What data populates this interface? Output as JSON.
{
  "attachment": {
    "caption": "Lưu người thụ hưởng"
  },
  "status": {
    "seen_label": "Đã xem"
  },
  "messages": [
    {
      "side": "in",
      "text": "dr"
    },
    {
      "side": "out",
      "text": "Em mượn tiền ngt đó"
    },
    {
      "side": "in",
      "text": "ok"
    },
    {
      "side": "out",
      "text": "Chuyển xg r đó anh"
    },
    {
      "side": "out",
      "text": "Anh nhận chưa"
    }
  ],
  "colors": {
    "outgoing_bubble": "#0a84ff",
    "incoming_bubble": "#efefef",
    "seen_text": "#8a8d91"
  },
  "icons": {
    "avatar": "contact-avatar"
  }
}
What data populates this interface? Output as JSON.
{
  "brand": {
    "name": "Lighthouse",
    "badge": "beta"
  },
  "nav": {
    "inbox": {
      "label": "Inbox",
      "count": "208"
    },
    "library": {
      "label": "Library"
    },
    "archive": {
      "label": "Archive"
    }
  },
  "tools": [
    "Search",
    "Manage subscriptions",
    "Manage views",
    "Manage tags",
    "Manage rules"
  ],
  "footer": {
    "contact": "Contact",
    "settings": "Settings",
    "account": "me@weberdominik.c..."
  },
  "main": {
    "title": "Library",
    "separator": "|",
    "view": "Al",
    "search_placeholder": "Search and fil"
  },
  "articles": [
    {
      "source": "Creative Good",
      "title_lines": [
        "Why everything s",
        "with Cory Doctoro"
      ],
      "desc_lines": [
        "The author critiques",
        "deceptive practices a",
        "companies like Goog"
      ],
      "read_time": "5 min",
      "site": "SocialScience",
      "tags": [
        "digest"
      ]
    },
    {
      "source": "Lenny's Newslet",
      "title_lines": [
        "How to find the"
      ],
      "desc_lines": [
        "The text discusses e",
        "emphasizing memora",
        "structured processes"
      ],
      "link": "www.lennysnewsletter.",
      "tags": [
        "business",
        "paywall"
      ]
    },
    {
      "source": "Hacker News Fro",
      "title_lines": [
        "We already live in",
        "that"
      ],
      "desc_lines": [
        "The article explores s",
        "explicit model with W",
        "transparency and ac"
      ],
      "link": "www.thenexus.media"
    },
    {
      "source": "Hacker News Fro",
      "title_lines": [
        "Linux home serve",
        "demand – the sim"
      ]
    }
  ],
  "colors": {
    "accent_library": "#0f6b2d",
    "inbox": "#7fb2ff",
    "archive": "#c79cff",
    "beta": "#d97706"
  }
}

§ §

▶ [Task goal]: Would you reproduce the material above in full, exactly as given?

▶ [Reply]:
What data populates this interface? Output as JSON.
{
  "attachment": {
    "caption": "Lưu người thụ hưởng"
  },
  "status": {
    "seen_label": "Đã xem"
  },
  "messages": [
    {
      "side": "in",
      "text": "dr"
    },
    {
      "side": "out",
      "text": "Em mượn tiền ngt đó"
    },
    {
      "side": "in",
      "text": "ok"
    },
    {
      "side": "out",
      "text": "Chuyển xg r đó anh"
    },
    {
      "side": "out",
      "text": "Anh nhận chưa"
    }
  ],
  "colors": {
    "outgoing_bubble": "#0a84ff",
    "incoming_bubble": "#efefef",
    "seen_text": "#8a8d91"
  },
  "icons": {
    "avatar": "contact-avatar"
  }
}
What data populates this interface? Output as JSON.
{
  "brand": {
    "name": "Lighthouse",
    "badge": "beta"
  },
  "nav": {
    "inbox": {
      "label": "Inbox",
      "count": "208"
    },
    "library": {
      "label": "Library"
    },
    "archive": {
      "label": "Archive"
    }
  },
  "tools": [
    "Search",
    "Manage subscriptions",
    "Manage views",
    "Manage tags",
    "Manage rules"
  ],
  "footer": {
    "contact": "Contact",
    "settings": "Settings",
    "account": "me@weberdominik.c..."
  },
  "main": {
    "title": "Library",
    "separator": "|",
    "view": "Al",
    "search_placeholder": "Search and fil"
  },
  "articles": [
    {
      "source": "Creative Good",
      "title_lines": [
        "Why everything s",
        "with Cory Doctoro"
      ],
      "desc_lines": [
        "The author critiques",
        "deceptive practices a",
        "companies like Goog"
      ],
      "read_time": "5 min",
      "site": "SocialScience",
      "tags": [
        "digest"
      ]
    },
    {
      "source": "Lenny's Newslet",
      "title_lines": [
        "How to find the"
      ],
      "desc_lines": [
        "The text discusses e",
        "emphasizing memora",
        "structured processes"
      ],
      "link": "www.lennysnewsletter.",
      "tags": [
        "business",
        "paywall"
      ]
    },
    {
      "source": "Hacker News Fro",
      "title_lines": [
        "We already live in",
        "that"
      ],
      "desc_lines": [
        "The article explores s",
        "explicit model with W",
        "transparency and ac"
      ],
      "link": "www.thenexus.media"
    },
    {
      "source": "Hacker News Fro",
      "title_lines": [
        "Linux home serve",
        "demand – the sim"
      ]
    }
  ],
  "colors": {
    "accent_library": "#0f6b2d",
    "inbox": "#7fb2ff",
    "archive": "#c79cff",
    "beta": "#d97706"
  }
}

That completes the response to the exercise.